▶ Written exercise: Scan the data below and report how many lines include the word "председателя". Nothing else is wanted.

▶ Dataset:
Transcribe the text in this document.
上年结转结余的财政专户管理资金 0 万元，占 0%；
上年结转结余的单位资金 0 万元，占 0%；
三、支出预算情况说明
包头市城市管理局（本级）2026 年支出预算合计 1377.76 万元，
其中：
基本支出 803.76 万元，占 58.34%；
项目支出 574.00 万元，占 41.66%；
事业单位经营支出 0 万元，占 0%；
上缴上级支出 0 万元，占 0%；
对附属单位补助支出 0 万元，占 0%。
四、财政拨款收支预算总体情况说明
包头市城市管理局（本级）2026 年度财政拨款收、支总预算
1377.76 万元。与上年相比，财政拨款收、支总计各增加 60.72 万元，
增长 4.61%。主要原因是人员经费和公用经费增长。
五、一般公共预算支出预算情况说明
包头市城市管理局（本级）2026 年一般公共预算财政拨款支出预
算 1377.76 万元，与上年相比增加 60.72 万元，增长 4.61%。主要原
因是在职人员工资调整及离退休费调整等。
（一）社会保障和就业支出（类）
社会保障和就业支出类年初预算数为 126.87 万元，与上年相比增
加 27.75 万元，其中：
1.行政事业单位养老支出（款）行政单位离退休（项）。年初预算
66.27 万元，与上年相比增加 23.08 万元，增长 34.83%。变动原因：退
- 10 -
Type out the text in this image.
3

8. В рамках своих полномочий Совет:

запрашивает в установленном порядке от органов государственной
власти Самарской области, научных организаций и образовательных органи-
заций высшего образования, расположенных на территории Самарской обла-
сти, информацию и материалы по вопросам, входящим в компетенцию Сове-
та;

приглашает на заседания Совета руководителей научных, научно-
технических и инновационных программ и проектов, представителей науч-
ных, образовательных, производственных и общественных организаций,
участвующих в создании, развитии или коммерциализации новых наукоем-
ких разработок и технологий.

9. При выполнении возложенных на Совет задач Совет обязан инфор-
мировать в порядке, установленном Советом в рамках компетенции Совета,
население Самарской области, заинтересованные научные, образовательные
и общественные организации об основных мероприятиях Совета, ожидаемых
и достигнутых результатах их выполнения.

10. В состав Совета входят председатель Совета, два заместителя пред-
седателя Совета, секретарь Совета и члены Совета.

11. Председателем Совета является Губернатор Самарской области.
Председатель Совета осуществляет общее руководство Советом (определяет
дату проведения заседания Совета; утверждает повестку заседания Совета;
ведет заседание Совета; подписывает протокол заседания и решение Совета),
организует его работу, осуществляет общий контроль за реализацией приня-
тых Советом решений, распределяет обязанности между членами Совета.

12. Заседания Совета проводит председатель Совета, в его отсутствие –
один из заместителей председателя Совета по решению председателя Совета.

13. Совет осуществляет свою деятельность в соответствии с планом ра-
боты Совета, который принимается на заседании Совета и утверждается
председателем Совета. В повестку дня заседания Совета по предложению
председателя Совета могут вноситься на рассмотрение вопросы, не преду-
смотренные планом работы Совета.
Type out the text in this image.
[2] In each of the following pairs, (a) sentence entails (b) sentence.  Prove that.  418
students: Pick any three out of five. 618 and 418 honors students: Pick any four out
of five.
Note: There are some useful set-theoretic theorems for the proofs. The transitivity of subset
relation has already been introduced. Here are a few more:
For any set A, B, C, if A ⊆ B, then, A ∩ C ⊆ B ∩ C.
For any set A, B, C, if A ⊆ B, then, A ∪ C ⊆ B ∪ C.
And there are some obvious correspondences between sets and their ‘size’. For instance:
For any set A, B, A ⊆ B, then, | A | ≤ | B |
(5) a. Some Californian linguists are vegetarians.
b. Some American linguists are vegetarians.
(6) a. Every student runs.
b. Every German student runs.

▶ Task result: 2